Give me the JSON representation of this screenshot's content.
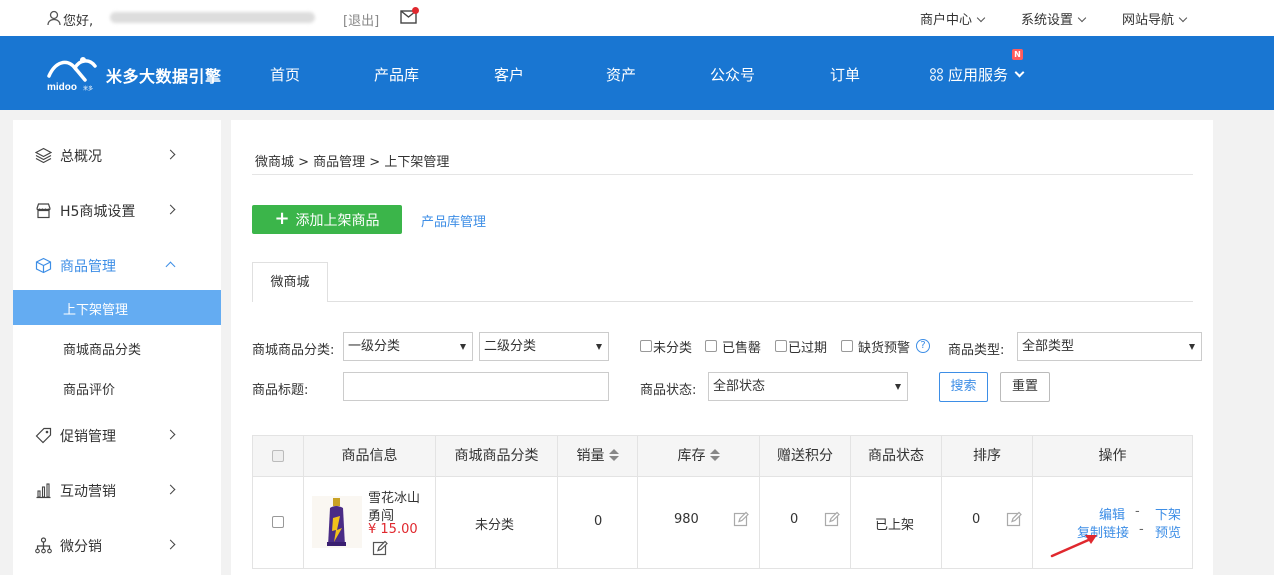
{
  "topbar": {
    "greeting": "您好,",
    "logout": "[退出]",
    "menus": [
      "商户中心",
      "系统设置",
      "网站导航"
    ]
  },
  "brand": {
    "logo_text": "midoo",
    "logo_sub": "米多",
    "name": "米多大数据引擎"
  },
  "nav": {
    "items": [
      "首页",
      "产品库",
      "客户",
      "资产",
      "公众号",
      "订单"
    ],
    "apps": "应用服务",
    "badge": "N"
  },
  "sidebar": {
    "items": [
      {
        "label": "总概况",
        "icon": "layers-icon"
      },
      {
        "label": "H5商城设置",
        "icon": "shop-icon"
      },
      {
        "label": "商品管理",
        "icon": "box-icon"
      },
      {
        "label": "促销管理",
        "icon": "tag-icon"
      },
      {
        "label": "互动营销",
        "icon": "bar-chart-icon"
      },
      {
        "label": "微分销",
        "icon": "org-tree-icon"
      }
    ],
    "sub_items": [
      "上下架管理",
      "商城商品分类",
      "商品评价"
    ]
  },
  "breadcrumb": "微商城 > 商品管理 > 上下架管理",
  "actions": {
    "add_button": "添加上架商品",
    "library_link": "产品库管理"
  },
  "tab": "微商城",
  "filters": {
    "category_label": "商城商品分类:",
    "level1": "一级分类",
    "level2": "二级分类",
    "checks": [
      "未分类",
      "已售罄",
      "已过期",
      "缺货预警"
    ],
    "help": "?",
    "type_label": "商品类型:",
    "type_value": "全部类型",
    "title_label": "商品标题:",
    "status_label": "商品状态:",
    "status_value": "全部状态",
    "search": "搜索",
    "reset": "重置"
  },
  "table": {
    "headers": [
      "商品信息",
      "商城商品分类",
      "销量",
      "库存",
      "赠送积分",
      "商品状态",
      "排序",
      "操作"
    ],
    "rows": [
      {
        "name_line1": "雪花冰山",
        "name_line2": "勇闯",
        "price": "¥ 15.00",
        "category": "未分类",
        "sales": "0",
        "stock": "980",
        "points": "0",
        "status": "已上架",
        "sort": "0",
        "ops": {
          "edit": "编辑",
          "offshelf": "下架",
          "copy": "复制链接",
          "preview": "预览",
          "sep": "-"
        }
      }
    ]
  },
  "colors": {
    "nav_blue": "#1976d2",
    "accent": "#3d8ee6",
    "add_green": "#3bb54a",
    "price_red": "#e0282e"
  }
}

———

Given instruction: Scan the data above; copy every line where "商品管理" appears.

Final result:
        "label": "商品管理",
  "breadcrumb": "微商城 > 商品管理 > 上下架管理",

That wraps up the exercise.